■ **Input data**:
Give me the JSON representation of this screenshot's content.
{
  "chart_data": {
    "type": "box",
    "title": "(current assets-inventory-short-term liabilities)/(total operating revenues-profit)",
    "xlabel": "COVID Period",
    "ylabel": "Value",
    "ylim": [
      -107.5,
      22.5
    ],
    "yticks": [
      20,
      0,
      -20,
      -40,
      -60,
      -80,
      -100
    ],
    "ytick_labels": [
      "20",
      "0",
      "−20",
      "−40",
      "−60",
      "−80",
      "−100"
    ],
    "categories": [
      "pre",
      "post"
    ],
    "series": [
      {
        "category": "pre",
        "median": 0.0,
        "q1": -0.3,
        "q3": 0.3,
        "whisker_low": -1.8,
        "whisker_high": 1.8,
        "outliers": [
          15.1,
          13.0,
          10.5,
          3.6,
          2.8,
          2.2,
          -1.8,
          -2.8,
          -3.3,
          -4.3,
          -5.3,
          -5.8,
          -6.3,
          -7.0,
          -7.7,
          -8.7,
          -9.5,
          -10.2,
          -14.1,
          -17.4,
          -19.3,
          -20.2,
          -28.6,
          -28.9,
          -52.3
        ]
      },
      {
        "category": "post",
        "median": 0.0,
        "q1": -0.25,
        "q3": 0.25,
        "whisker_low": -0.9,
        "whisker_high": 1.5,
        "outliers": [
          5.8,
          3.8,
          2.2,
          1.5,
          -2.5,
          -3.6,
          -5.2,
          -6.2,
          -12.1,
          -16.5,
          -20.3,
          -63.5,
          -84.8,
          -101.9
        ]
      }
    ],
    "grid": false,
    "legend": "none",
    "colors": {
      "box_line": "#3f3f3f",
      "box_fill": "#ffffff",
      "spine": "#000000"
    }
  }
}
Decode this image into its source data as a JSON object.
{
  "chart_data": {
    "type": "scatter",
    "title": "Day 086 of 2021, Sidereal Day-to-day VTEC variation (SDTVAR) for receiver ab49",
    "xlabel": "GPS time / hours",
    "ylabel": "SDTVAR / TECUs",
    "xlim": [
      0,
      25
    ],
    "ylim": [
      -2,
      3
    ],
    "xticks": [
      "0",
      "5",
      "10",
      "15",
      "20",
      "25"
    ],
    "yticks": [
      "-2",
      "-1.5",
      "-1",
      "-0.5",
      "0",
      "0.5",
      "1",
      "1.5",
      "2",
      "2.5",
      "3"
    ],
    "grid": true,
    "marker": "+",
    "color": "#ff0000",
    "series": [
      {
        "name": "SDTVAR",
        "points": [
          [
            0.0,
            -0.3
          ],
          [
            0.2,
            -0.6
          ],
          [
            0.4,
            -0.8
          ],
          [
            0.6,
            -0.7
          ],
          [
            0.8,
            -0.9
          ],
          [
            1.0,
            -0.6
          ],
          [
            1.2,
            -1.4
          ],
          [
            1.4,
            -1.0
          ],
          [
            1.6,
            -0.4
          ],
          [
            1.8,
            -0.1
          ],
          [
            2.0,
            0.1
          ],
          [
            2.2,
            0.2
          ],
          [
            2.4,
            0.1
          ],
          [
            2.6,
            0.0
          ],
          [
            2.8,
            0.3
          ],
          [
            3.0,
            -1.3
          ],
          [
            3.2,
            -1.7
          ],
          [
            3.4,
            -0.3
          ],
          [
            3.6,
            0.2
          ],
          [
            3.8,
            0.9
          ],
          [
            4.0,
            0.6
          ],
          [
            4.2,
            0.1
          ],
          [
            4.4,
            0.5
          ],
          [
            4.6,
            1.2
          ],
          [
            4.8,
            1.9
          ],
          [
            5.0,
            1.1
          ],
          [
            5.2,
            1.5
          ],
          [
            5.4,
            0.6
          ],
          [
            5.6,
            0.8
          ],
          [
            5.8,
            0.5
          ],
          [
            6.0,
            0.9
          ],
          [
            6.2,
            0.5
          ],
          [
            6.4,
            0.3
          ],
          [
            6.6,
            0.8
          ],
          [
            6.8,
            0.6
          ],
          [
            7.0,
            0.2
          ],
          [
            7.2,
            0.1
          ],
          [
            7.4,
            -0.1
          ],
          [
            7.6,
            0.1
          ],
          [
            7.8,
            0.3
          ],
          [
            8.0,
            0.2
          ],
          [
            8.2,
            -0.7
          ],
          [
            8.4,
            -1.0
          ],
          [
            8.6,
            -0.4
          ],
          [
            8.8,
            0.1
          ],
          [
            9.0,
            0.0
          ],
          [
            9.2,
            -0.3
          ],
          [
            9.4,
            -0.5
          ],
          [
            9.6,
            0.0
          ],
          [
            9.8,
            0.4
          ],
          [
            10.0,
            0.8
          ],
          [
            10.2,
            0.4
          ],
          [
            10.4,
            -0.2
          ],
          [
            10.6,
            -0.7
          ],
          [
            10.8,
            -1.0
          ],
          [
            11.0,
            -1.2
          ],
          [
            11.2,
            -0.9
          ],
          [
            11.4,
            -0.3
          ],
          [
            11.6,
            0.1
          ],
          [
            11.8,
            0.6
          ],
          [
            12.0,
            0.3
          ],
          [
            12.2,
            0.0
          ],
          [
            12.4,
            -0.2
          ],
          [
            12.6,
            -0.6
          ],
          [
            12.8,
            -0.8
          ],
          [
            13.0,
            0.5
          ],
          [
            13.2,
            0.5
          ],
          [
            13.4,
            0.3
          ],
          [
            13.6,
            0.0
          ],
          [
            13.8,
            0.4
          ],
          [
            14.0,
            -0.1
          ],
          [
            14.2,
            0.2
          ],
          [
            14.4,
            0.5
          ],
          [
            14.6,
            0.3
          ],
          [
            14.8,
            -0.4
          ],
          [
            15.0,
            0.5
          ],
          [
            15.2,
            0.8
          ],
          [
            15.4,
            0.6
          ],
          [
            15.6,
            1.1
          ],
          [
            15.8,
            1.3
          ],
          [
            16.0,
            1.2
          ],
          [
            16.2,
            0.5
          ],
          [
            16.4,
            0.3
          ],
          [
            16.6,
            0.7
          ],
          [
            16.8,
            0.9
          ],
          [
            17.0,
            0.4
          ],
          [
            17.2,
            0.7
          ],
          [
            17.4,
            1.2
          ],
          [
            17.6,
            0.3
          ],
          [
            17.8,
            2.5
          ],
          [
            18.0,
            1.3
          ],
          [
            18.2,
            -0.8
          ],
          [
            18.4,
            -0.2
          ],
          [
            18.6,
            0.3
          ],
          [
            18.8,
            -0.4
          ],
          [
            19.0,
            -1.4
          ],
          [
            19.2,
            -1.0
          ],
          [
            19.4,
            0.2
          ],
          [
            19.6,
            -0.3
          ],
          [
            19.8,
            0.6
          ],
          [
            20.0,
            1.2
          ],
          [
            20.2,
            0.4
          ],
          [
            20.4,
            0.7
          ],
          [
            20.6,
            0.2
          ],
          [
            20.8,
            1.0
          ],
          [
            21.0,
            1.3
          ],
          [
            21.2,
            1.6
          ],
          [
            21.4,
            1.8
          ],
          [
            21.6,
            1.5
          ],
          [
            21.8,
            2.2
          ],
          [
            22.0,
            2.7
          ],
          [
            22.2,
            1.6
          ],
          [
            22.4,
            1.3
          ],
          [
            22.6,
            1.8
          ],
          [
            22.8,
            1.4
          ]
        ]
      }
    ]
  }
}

■ **Exercise prompt**:
Count the lines in the records above that contain the word "xlabel", and give only the number.

■ **Completed task**:
2